## Exercise
Copy the records below exactly as they are written.

## Data entries
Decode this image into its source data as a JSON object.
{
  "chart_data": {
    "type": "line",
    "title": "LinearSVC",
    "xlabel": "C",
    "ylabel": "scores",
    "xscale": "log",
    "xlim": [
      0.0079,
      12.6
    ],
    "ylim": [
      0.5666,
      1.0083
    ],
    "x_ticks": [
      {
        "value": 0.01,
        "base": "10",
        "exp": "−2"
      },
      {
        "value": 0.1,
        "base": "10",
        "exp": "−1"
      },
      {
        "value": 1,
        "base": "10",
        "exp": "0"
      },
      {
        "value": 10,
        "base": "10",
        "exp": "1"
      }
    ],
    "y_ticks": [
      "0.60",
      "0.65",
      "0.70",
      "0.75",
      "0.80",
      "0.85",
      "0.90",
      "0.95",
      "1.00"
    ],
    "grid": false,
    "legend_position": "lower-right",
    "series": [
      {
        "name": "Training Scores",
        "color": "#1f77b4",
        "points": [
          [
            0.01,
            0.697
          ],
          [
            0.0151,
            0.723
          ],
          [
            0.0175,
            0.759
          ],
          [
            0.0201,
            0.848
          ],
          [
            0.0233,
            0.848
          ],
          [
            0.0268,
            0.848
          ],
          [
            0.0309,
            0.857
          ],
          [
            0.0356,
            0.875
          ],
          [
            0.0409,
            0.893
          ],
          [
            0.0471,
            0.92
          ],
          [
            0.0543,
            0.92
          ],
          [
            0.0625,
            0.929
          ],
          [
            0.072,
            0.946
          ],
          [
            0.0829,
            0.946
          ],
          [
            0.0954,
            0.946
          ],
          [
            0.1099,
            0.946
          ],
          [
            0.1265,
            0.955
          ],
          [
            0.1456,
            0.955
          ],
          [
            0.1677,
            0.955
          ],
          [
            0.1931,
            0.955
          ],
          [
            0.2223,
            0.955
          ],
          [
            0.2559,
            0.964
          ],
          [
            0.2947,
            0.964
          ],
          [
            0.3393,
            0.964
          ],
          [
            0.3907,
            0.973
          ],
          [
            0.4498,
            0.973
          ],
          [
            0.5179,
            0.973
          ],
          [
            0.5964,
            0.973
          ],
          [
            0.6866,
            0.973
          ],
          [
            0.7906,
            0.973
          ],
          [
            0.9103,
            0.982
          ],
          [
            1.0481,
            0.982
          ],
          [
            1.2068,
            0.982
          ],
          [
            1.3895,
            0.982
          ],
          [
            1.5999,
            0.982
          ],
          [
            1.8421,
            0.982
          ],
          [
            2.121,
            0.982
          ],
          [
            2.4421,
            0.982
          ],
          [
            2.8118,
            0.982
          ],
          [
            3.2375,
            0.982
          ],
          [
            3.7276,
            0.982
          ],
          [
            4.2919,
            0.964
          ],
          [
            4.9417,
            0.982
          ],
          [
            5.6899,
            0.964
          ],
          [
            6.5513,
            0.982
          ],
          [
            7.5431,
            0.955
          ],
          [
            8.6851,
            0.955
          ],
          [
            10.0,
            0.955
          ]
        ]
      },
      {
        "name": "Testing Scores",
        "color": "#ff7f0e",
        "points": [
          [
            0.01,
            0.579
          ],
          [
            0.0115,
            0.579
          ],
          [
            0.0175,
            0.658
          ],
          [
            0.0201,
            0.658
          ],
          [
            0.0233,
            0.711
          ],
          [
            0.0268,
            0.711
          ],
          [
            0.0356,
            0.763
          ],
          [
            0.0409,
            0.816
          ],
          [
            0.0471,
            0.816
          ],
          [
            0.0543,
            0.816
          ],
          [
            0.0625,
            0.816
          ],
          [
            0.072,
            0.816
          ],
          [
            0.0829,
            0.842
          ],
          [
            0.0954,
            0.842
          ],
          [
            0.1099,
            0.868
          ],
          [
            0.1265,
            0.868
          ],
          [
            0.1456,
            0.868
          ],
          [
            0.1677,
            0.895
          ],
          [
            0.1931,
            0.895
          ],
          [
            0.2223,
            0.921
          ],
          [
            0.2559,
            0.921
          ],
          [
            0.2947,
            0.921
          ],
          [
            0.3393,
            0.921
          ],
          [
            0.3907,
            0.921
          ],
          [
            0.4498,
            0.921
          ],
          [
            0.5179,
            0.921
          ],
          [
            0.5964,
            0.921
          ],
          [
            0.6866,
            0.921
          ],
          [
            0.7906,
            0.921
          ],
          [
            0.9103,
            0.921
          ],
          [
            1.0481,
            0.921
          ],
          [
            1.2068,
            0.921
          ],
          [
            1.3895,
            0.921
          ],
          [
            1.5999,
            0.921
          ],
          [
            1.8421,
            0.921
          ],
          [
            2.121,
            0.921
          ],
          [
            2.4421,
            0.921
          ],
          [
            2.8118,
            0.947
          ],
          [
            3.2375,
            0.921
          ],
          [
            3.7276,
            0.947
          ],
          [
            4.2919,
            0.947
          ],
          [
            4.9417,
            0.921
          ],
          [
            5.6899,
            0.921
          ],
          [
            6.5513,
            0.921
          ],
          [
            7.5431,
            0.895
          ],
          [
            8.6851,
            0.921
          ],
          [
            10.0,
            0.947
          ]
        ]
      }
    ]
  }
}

## Task output
Decode this image into its source data as a JSON object.
{
  "chart_data": {
    "type": "line",
    "title": "LinearSVC",
    "xlabel": "C",
    "ylabel": "scores",
    "xscale": "log",
    "xlim": [
      0.0079,
      12.6
    ],
    "ylim": [
      0.5666,
      1.0083
    ],
    "x_ticks": [
      {
        "value": 0.01,
        "base": "10",
        "exp": "−2"
      },
      {
        "value": 0.1,
        "base": "10",
        "exp": "−1"
      },
      {
        "value": 1,
        "base": "10",
        "exp": "0"
      },
      {
        "value": 10,
        "base": "10",
        "exp": "1"
      }
    ],
    "y_ticks": [
      "0.60",
      "0.65",
      "0.70",
      "0.75",
      "0.80",
      "0.85",
      "0.90",
      "0.95",
      "1.00"
    ],
    "grid": false,
    "legend_position": "lower-right",
    "series": [
      {
        "name": "Training Scores",
        "color": "#1f77b4",
        "points": [
          [
            0.01,
            0.697
          ],
          [
            0.0151,
            0.723
          ],
          [
            0.0175,
            0.759
          ],
          [
            0.0201,
            0.848
          ],
          [
            0.0233,
            0.848
          ],
          [
            0.0268,
            0.848
          ],
          [
            0.0309,
            0.857
          ],
          [
            0.0356,
            0.875
          ],
          [
            0.0409,
            0.893
          ],
          [
            0.0471,
            0.92
          ],
          [
            0.0543,
            0.92
          ],
          [
            0.0625,
            0.929
          ],
          [
            0.072,
            0.946
          ],
          [
            0.0829,
            0.946
          ],
          [
            0.0954,
            0.946
          ],
          [
            0.1099,
            0.946
          ],
          [
            0.1265,
            0.955
          ],
          [
            0.1456,
            0.955
          ],
          [
            0.1677,
            0.955
          ],
          [
            0.1931,
            0.955
          ],
          [
            0.2223,
            0.955
          ],
          [
            0.2559,
            0.964
          ],
          [
            0.2947,
            0.964
          ],
          [
            0.3393,
            0.964
          ],
          [
            0.3907,
            0.973
          ],
          [
            0.4498,
            0.973
          ],
          [
            0.5179,
            0.973
          ],
          [
            0.5964,
            0.973
          ],
          [
            0.6866,
            0.973
          ],
          [
            0.7906,
            0.973
          ],
          [
            0.9103,
            0.982
          ],
          [
            1.0481,
            0.982
          ],
          [
            1.2068,
            0.982
          ],
          [
            1.3895,
            0.982
          ],
          [
            1.5999,
            0.982
          ],
          [
            1.8421,
            0.982
          ],
          [
            2.121,
            0.982
          ],
          [
            2.4421,
            0.982
          ],
          [
            2.8118,
            0.982
          ],
          [
            3.2375,
            0.982
          ],
          [
            3.7276,
            0.982
          ],
          [
            4.2919,
            0.964
          ],
          [
            4.9417,
            0.982
          ],
          [
            5.6899,
            0.964
          ],
          [
            6.5513,
            0.982
          ],
          [
            7.5431,
            0.955
          ],
          [
            8.6851,
            0.955
          ],
          [
            10.0,
            0.955
          ]
        ]
      },
      {
        "name": "Testing Scores",
        "color": "#ff7f0e",
        "points": [
          [
            0.01,
            0.579
          ],
          [
            0.0115,
            0.579
          ],
          [
            0.0175,
            0.658
          ],
          [
            0.0201,
            0.658
          ],
          [
            0.0233,
            0.711
          ],
          [
            0.0268,
            0.711
          ],
          [
            0.0356,
            0.763
          ],
          [
            0.0409,
            0.816
          ],
          [
            0.0471,
            0.816
          ],
          [
            0.0543,
            0.816
          ],
          [
            0.0625,
            0.816
          ],
          [
            0.072,
            0.816
          ],
          [
            0.0829,
            0.842
          ],
          [
            0.0954,
            0.842
          ],
          [
            0.1099,
            0.868
          ],
          [
            0.1265,
            0.868
          ],
          [
            0.1456,
            0.868
          ],
          [
            0.1677,
            0.895
          ],
          [
            0.1931,
            0.895
          ],
          [
            0.2223,
            0.921
          ],
          [
            0.2559,
            0.921
          ],
          [
            0.2947,
            0.921
          ],
          [
            0.3393,
            0.921
          ],
          [
            0.3907,
            0.921
          ],
          [
            0.4498,
            0.921
          ],
          [
            0.5179,
            0.921
          ],
          [
            0.5964,
            0.921
          ],
          [
            0.6866,
            0.921
          ],
          [
            0.7906,
            0.921
          ],
          [
            0.9103,
            0.921
          ],
          [
            1.0481,
            0.921
          ],
          [
            1.2068,
            0.921
          ],
          [
            1.3895,
            0.921
          ],
          [
            1.5999,
            0.921
          ],
          [
            1.8421,
            0.921
          ],
          [
            2.121,
            0.921
          ],
          [
            2.4421,
            0.921
          ],
          [
            2.8118,
            0.947
          ],
          [
            3.2375,
            0.921
          ],
          [
            3.7276,
            0.947
          ],
          [
            4.2919,
            0.947
          ],
          [
            4.9417,
            0.921
          ],
          [
            5.6899,
            0.921
          ],
          [
            6.5513,
            0.921
          ],
          [
            7.5431,
            0.895
          ],
          [
            8.6851,
            0.921
          ],
          [
            10.0,
            0.947
          ]
        ]
      }
    ]
  }
}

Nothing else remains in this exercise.